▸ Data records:
╭──

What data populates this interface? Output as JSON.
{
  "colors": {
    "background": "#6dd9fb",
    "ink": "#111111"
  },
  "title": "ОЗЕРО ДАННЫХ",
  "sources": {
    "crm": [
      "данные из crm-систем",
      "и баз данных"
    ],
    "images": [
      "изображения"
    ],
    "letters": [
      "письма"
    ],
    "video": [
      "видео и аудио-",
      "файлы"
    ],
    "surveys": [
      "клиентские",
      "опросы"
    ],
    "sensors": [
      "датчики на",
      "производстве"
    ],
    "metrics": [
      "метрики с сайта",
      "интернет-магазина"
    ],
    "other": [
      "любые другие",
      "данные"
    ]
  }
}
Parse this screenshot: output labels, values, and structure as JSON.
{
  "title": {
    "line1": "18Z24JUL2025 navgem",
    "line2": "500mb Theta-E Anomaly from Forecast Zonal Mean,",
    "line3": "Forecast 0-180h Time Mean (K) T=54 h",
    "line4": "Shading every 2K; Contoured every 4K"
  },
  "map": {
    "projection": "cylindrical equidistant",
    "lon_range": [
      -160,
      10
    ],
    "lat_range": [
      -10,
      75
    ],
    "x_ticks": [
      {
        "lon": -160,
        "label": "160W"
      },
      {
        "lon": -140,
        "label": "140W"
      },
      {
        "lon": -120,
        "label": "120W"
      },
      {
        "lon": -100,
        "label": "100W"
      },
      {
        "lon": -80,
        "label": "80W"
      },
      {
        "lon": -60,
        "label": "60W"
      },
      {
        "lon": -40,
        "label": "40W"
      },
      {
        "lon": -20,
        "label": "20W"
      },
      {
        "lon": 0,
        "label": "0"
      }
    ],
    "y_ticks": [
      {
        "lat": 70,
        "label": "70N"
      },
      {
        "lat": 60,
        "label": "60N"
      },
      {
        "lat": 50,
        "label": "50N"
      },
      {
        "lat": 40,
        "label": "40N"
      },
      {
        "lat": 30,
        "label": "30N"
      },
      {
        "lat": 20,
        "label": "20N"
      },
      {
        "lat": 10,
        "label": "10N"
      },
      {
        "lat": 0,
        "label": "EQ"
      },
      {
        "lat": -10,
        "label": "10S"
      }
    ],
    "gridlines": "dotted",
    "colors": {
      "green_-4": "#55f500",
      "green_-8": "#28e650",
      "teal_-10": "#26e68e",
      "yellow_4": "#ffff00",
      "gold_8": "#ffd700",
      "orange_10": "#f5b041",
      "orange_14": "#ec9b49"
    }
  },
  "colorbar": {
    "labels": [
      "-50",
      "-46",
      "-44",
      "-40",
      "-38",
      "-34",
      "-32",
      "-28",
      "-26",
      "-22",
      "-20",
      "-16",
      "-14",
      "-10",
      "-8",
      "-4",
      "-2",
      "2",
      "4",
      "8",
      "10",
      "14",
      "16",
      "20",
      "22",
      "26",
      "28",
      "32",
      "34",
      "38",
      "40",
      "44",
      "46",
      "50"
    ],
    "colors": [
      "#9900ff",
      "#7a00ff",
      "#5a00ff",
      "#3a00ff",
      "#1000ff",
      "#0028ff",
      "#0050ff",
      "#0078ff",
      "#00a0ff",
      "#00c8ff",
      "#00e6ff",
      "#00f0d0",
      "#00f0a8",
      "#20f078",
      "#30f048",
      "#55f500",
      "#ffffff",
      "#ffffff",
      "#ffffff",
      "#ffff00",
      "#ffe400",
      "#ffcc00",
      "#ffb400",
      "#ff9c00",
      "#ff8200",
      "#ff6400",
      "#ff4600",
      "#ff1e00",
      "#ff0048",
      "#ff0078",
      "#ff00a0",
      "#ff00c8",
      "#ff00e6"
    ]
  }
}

╰──

▸ WHAT IS EXPECTED: Please give back all of the records exactly as written.

▸ RESULT FOR THIS TASK:
What data populates this interface? Output as JSON.
{
  "colors": {
    "background": "#6dd9fb",
    "ink": "#111111"
  },
  "title": "ОЗЕРО ДАННЫХ",
  "sources": {
    "crm": [
      "данные из crm-систем",
      "и баз данных"
    ],
    "images": [
      "изображения"
    ],
    "letters": [
      "письма"
    ],
    "video": [
      "видео и аудио-",
      "файлы"
    ],
    "surveys": [
      "клиентские",
      "опросы"
    ],
    "sensors": [
      "датчики на",
      "производстве"
    ],
    "metrics": [
      "метрики с сайта",
      "интернет-магазина"
    ],
    "other": [
      "любые другие",
      "данные"
    ]
  }
}
Parse this screenshot: output labels, values, and structure as JSON.
{
  "title": {
    "line1": "18Z24JUL2025 navgem",
    "line2": "500mb Theta-E Anomaly from Forecast Zonal Mean,",
    "line3": "Forecast 0-180h Time Mean (K) T=54 h",
    "line4": "Shading every 2K; Contoured every 4K"
  },
  "map": {
    "projection": "cylindrical equidistant",
    "lon_range": [
      -160,
      10
    ],
    "lat_range": [
      -10,
      75
    ],
    "x_ticks": [
      {
        "lon": -160,
        "label": "160W"
      },
      {
        "lon": -140,
        "label": "140W"
      },
      {
        "lon": -120,
        "label": "120W"
      },
      {
        "lon": -100,
        "label": "100W"
      },
      {
        "lon": -80,
        "label": "80W"
      },
      {
        "lon": -60,
        "label": "60W"
      },
      {
        "lon": -40,
        "label": "40W"
      },
      {
        "lon": -20,
        "label": "20W"
      },
      {
        "lon": 0,
        "label": "0"
      }
    ],
    "y_ticks": [
      {
        "lat": 70,
        "label": "70N"
      },
      {
        "lat": 60,
        "label": "60N"
      },
      {
        "lat": 50,
        "label": "50N"
      },
      {
        "lat": 40,
        "label": "40N"
      },
      {
        "lat": 30,
        "label": "30N"
      },
      {
        "lat": 20,
        "label": "20N"
      },
      {
        "lat": 10,
        "label": "10N"
      },
      {
        "lat": 0,
        "label": "EQ"
      },
      {
        "lat": -10,
        "label": "10S"
      }
    ],
    "gridlines": "dotted",
    "colors": {
      "green_-4": "#55f500",
      "green_-8": "#28e650",
      "teal_-10": "#26e68e",
      "yellow_4": "#ffff00",
      "gold_8": "#ffd700",
      "orange_10": "#f5b041",
      "orange_14": "#ec9b49"
    }
  },
  "colorbar": {
    "labels": [
      "-50",
      "-46",
      "-44",
      "-40",
      "-38",
      "-34",
      "-32",
      "-28",
      "-26",
      "-22",
      "-20",
      "-16",
      "-14",
      "-10",
      "-8",
      "-4",
      "-2",
      "2",
      "4",
      "8",
      "10",
      "14",
      "16",
      "20",
      "22",
      "26",
      "28",
      "32",
      "34",
      "38",
      "40",
      "44",
      "46",
      "50"
    ],
    "colors": [
      "#9900ff",
      "#7a00ff",
      "#5a00ff",
      "#3a00ff",
      "#1000ff",
      "#0028ff",
      "#0050ff",
      "#0078ff",
      "#00a0ff",
      "#00c8ff",
      "#00e6ff",
      "#00f0d0",
      "#00f0a8",
      "#20f078",
      "#30f048",
      "#55f500",
      "#ffffff",
      "#ffffff",
      "#ffffff",
      "#ffff00",
      "#ffe400",
      "#ffcc00",
      "#ffb400",
      "#ff9c00",
      "#ff8200",
      "#ff6400",
      "#ff4600",
      "#ff1e00",
      "#ff0048",
      "#ff0078",
      "#ff00a0",
      "#ff00c8",
      "#ff00e6"
    ]
  }
}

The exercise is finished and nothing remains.